WHAT IS NEEDED ▸ Copy each line holding the string "void".

PROVIDED DATA ▸
┌──

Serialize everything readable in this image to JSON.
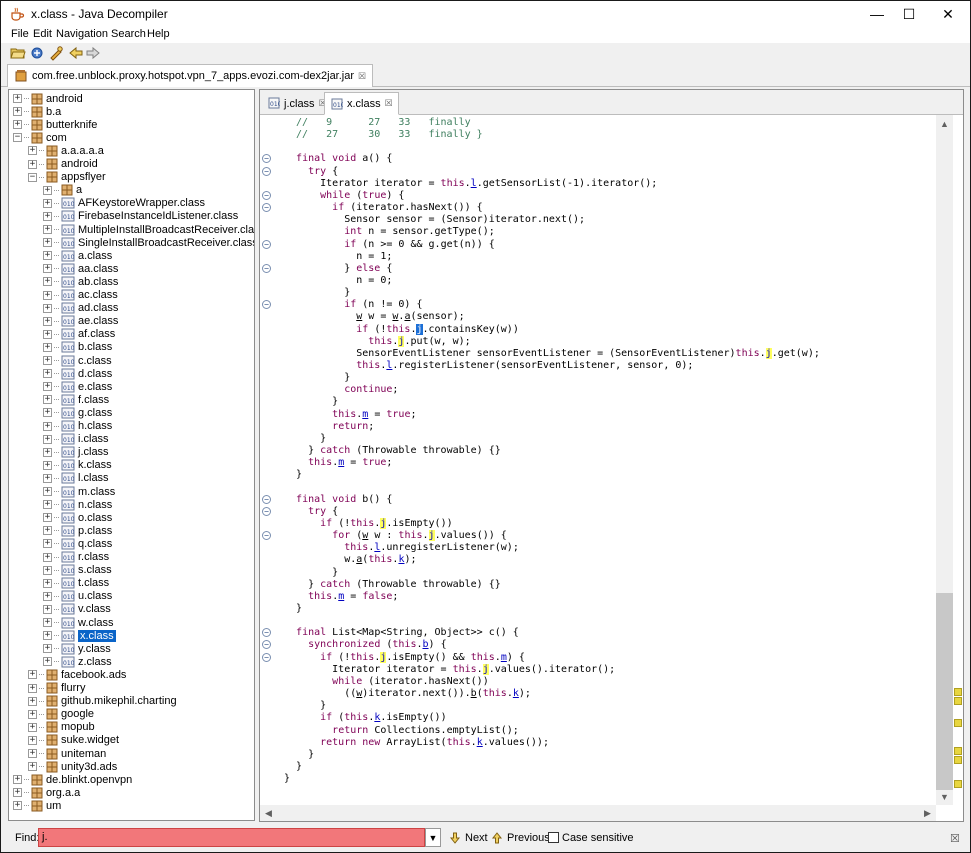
{
  "window": {
    "title": "x.class - Java Decompiler",
    "minimize": "—",
    "maximize": "☐",
    "close": "✕"
  },
  "menu": [
    "File",
    "Edit",
    "Navigation",
    "Search",
    "Help"
  ],
  "jar_tab": {
    "label": "com.free.unblock.proxy.hotspot.vpn_7_apps.evozi.com-dex2jar.jar",
    "close": "☒"
  },
  "tree": [
    {
      "label": "android",
      "level": 0,
      "type": "pkg",
      "exp": "+"
    },
    {
      "label": "b.a",
      "level": 0,
      "type": "pkg",
      "exp": "+"
    },
    {
      "label": "butterknife",
      "level": 0,
      "type": "pkg",
      "exp": "+"
    },
    {
      "label": "com",
      "level": 0,
      "type": "pkg",
      "exp": "−"
    },
    {
      "label": "a.a.a.a.a",
      "level": 1,
      "type": "pkg",
      "exp": "+"
    },
    {
      "label": "android",
      "level": 1,
      "type": "pkg",
      "exp": "+"
    },
    {
      "label": "appsflyer",
      "level": 1,
      "type": "pkg",
      "exp": "−"
    },
    {
      "label": "a",
      "level": 2,
      "type": "pkg",
      "exp": "+"
    },
    {
      "label": "AFKeystoreWrapper.class",
      "level": 2,
      "type": "cls",
      "exp": "+"
    },
    {
      "label": "FirebaseInstanceIdListener.class",
      "level": 2,
      "type": "cls",
      "exp": "+"
    },
    {
      "label": "MultipleInstallBroadcastReceiver.class",
      "level": 2,
      "type": "cls",
      "exp": "+"
    },
    {
      "label": "SingleInstallBroadcastReceiver.class",
      "level": 2,
      "type": "cls",
      "exp": "+"
    },
    {
      "label": "a.class",
      "level": 2,
      "type": "cls",
      "exp": "+"
    },
    {
      "label": "aa.class",
      "level": 2,
      "type": "cls",
      "exp": "+"
    },
    {
      "label": "ab.class",
      "level": 2,
      "type": "cls",
      "exp": "+"
    },
    {
      "label": "ac.class",
      "level": 2,
      "type": "cls",
      "exp": "+"
    },
    {
      "label": "ad.class",
      "level": 2,
      "type": "cls",
      "exp": "+"
    },
    {
      "label": "ae.class",
      "level": 2,
      "type": "cls",
      "exp": "+"
    },
    {
      "label": "af.class",
      "level": 2,
      "type": "cls",
      "exp": "+"
    },
    {
      "label": "b.class",
      "level": 2,
      "type": "cls",
      "exp": "+"
    },
    {
      "label": "c.class",
      "level": 2,
      "type": "cls",
      "exp": "+"
    },
    {
      "label": "d.class",
      "level": 2,
      "type": "cls",
      "exp": "+"
    },
    {
      "label": "e.class",
      "level": 2,
      "type": "cls",
      "exp": "+"
    },
    {
      "label": "f.class",
      "level": 2,
      "type": "cls",
      "exp": "+"
    },
    {
      "label": "g.class",
      "level": 2,
      "type": "cls",
      "exp": "+"
    },
    {
      "label": "h.class",
      "level": 2,
      "type": "cls",
      "exp": "+"
    },
    {
      "label": "i.class",
      "level": 2,
      "type": "cls",
      "exp": "+"
    },
    {
      "label": "j.class",
      "level": 2,
      "type": "cls",
      "exp": "+"
    },
    {
      "label": "k.class",
      "level": 2,
      "type": "cls",
      "exp": "+"
    },
    {
      "label": "l.class",
      "level": 2,
      "type": "cls",
      "exp": "+"
    },
    {
      "label": "m.class",
      "level": 2,
      "type": "cls",
      "exp": "+"
    },
    {
      "label": "n.class",
      "level": 2,
      "type": "cls",
      "exp": "+"
    },
    {
      "label": "o.class",
      "level": 2,
      "type": "cls",
      "exp": "+"
    },
    {
      "label": "p.class",
      "level": 2,
      "type": "cls",
      "exp": "+"
    },
    {
      "label": "q.class",
      "level": 2,
      "type": "cls",
      "exp": "+"
    },
    {
      "label": "r.class",
      "level": 2,
      "type": "cls",
      "exp": "+"
    },
    {
      "label": "s.class",
      "level": 2,
      "type": "cls",
      "exp": "+"
    },
    {
      "label": "t.class",
      "level": 2,
      "type": "cls",
      "exp": "+"
    },
    {
      "label": "u.class",
      "level": 2,
      "type": "cls",
      "exp": "+"
    },
    {
      "label": "v.class",
      "level": 2,
      "type": "cls",
      "exp": "+"
    },
    {
      "label": "w.class",
      "level": 2,
      "type": "cls",
      "exp": "+"
    },
    {
      "label": "x.class",
      "level": 2,
      "type": "cls",
      "exp": "+",
      "selected": true
    },
    {
      "label": "y.class",
      "level": 2,
      "type": "cls",
      "exp": "+"
    },
    {
      "label": "z.class",
      "level": 2,
      "type": "cls",
      "exp": "+"
    },
    {
      "label": "facebook.ads",
      "level": 1,
      "type": "pkg",
      "exp": "+"
    },
    {
      "label": "flurry",
      "level": 1,
      "type": "pkg",
      "exp": "+"
    },
    {
      "label": "github.mikephil.charting",
      "level": 1,
      "type": "pkg",
      "exp": "+"
    },
    {
      "label": "google",
      "level": 1,
      "type": "pkg",
      "exp": "+"
    },
    {
      "label": "mopub",
      "level": 1,
      "type": "pkg",
      "exp": "+"
    },
    {
      "label": "suke.widget",
      "level": 1,
      "type": "pkg",
      "exp": "+"
    },
    {
      "label": "uniteman",
      "level": 1,
      "type": "pkg",
      "exp": "+"
    },
    {
      "label": "unity3d.ads",
      "level": 1,
      "type": "pkg",
      "exp": "+"
    },
    {
      "label": "de.blinkt.openvpn",
      "level": 0,
      "type": "pkg",
      "exp": "+"
    },
    {
      "label": "org.a.a",
      "level": 0,
      "type": "pkg",
      "exp": "+"
    },
    {
      "label": "um",
      "level": 0,
      "type": "pkg",
      "exp": "+"
    }
  ],
  "editor_tabs": [
    {
      "label": "j.class",
      "close": "☒",
      "active": false
    },
    {
      "label": "x.class",
      "close": "☒",
      "active": true
    }
  ],
  "code_lines": [
    {
      "fold": "",
      "html": "<span class='cm'>  //   9      27   33   finally</span>"
    },
    {
      "fold": "",
      "html": "<span class='cm'>  //   27     30   33   finally }</span>"
    },
    {
      "fold": "",
      "html": ""
    },
    {
      "fold": "−",
      "html": "  <span class='kw'>final void</span> a() {"
    },
    {
      "fold": "−",
      "html": "    <span class='kw'>try</span> {"
    },
    {
      "fold": "",
      "html": "      Iterator iterator = <span class='kw'>this</span>.<span class='fld ul'>l</span>.getSensorList(-1).iterator();"
    },
    {
      "fold": "−",
      "html": "      <span class='kw'>while</span> (<span class='kw'>true</span>) {"
    },
    {
      "fold": "−",
      "html": "        <span class='kw'>if</span> (iterator.hasNext()) {"
    },
    {
      "fold": "",
      "html": "          Sensor sensor = (Sensor)iterator.next();"
    },
    {
      "fold": "",
      "html": "          <span class='kw'>int</span> n = sensor.getType();"
    },
    {
      "fold": "−",
      "html": "          <span class='kw'>if</span> (n &gt;= 0 &amp;&amp; <span class='ul'>g</span>.get(n)) {"
    },
    {
      "fold": "",
      "html": "            n = 1;"
    },
    {
      "fold": "−",
      "html": "          } <span class='kw'>else</span> {"
    },
    {
      "fold": "",
      "html": "            n = 0;"
    },
    {
      "fold": "",
      "html": "          }"
    },
    {
      "fold": "−",
      "html": "          <span class='kw'>if</span> (n != 0) {"
    },
    {
      "fold": "",
      "html": "            <span class='ul'>w</span> w = <span class='ul'>w</span>.<span class='ul'>a</span>(sensor);"
    },
    {
      "fold": "",
      "html": "            <span class='kw'>if</span> (!<span class='kw'>this</span>.<span class='hls'>j</span>.containsKey(w))"
    },
    {
      "fold": "",
      "html": "              <span class='kw'>this</span>.<span class='fld hl'>j</span>.put(w, w);"
    },
    {
      "fold": "",
      "html": "            SensorEventListener sensorEventListener = (SensorEventListener)<span class='kw'>this</span>.<span class='fld hl'>j</span>.get(w);"
    },
    {
      "fold": "",
      "html": "            <span class='kw'>this</span>.<span class='fld ul'>l</span>.registerListener(sensorEventListener, sensor, 0);"
    },
    {
      "fold": "",
      "html": "          }"
    },
    {
      "fold": "",
      "html": "          <span class='kw'>continue</span>;"
    },
    {
      "fold": "",
      "html": "        }"
    },
    {
      "fold": "",
      "html": "        <span class='kw'>this</span>.<span class='fld ul'>m</span> = <span class='kw'>true</span>;"
    },
    {
      "fold": "",
      "html": "        <span class='kw'>return</span>;"
    },
    {
      "fold": "",
      "html": "      }"
    },
    {
      "fold": "",
      "html": "    } <span class='kw'>catch</span> (Throwable throwable) {}"
    },
    {
      "fold": "",
      "html": "    <span class='kw'>this</span>.<span class='fld ul'>m</span> = <span class='kw'>true</span>;"
    },
    {
      "fold": "",
      "html": "  }"
    },
    {
      "fold": "",
      "html": ""
    },
    {
      "fold": "−",
      "html": "  <span class='kw'>final void</span> b() {"
    },
    {
      "fold": "−",
      "html": "    <span class='kw'>try</span> {"
    },
    {
      "fold": "",
      "html": "      <span class='kw'>if</span> (!<span class='kw'>this</span>.<span class='fld hl'>j</span>.isEmpty())"
    },
    {
      "fold": "−",
      "html": "        <span class='kw'>for</span> (<span class='ul'>w</span> w : <span class='kw'>this</span>.<span class='fld hl'>j</span>.values()) {"
    },
    {
      "fold": "",
      "html": "          <span class='kw'>this</span>.<span class='fld ul'>l</span>.unregisterListener(w);"
    },
    {
      "fold": "",
      "html": "          w.<span class='ul'>a</span>(<span class='kw'>this</span>.<span class='fld ul'>k</span>);"
    },
    {
      "fold": "",
      "html": "        }"
    },
    {
      "fold": "",
      "html": "    } <span class='kw'>catch</span> (Throwable throwable) {}"
    },
    {
      "fold": "",
      "html": "    <span class='kw'>this</span>.<span class='fld ul'>m</span> = <span class='kw'>false</span>;"
    },
    {
      "fold": "",
      "html": "  }"
    },
    {
      "fold": "",
      "html": ""
    },
    {
      "fold": "−",
      "html": "  <span class='kw'>final</span> List&lt;Map&lt;String, Object&gt;&gt; c() {"
    },
    {
      "fold": "−",
      "html": "    <span class='kw'>synchronized</span> (<span class='kw'>this</span>.<span class='fld ul'>b</span>) {"
    },
    {
      "fold": "−",
      "html": "      <span class='kw'>if</span> (!<span class='kw'>this</span>.<span class='fld hl'>j</span>.isEmpty() &amp;&amp; <span class='kw'>this</span>.<span class='fld ul'>m</span>) {"
    },
    {
      "fold": "",
      "html": "        Iterator iterator = <span class='kw'>this</span>.<span class='fld hl'>j</span>.values().iterator();"
    },
    {
      "fold": "",
      "html": "        <span class='kw'>while</span> (iterator.hasNext())"
    },
    {
      "fold": "",
      "html": "          ((<span class='ul'>w</span>)iterator.next()).<span class='ul'>b</span>(<span class='kw'>this</span>.<span class='fld ul'>k</span>);"
    },
    {
      "fold": "",
      "html": "      }"
    },
    {
      "fold": "",
      "html": "      <span class='kw'>if</span> (<span class='kw'>this</span>.<span class='fld ul'>k</span>.isEmpty())"
    },
    {
      "fold": "",
      "html": "        <span class='kw'>return</span> Collections.emptyList();"
    },
    {
      "fold": "",
      "html": "      <span class='kw'>return new</span> ArrayList(<span class='kw'>this</span>.<span class='fld ul'>k</span>.values());"
    },
    {
      "fold": "",
      "html": "    }"
    },
    {
      "fold": "",
      "html": "  }"
    },
    {
      "fold": "",
      "html": "}"
    }
  ],
  "find": {
    "label": "Find:",
    "value": "j.",
    "next": "Next",
    "previous": "Previous",
    "case_sensitive": "Case sensitive",
    "case_checked": false
  },
  "colors": {
    "find_error_bg": "#f2777a",
    "selection": "#0a64c8",
    "highlight": "#ffff60",
    "keyword": "#7f0055",
    "comment": "#3f7f5f"
  },
  "icons": [
    "duke-coffee-icon",
    "open-file-icon",
    "open-type-icon",
    "search-icon",
    "back-arrow-icon",
    "forward-arrow-icon",
    "jar-icon",
    "class-file-icon",
    "package-icon",
    "find-next-icon",
    "find-previous-icon",
    "close-find-icon"
  ]
}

└──

ANSWER ▸
      "html": "  <span class='kw'>final void</span> a() {"
      "html": "  <span class='kw'>final void</span> b() {"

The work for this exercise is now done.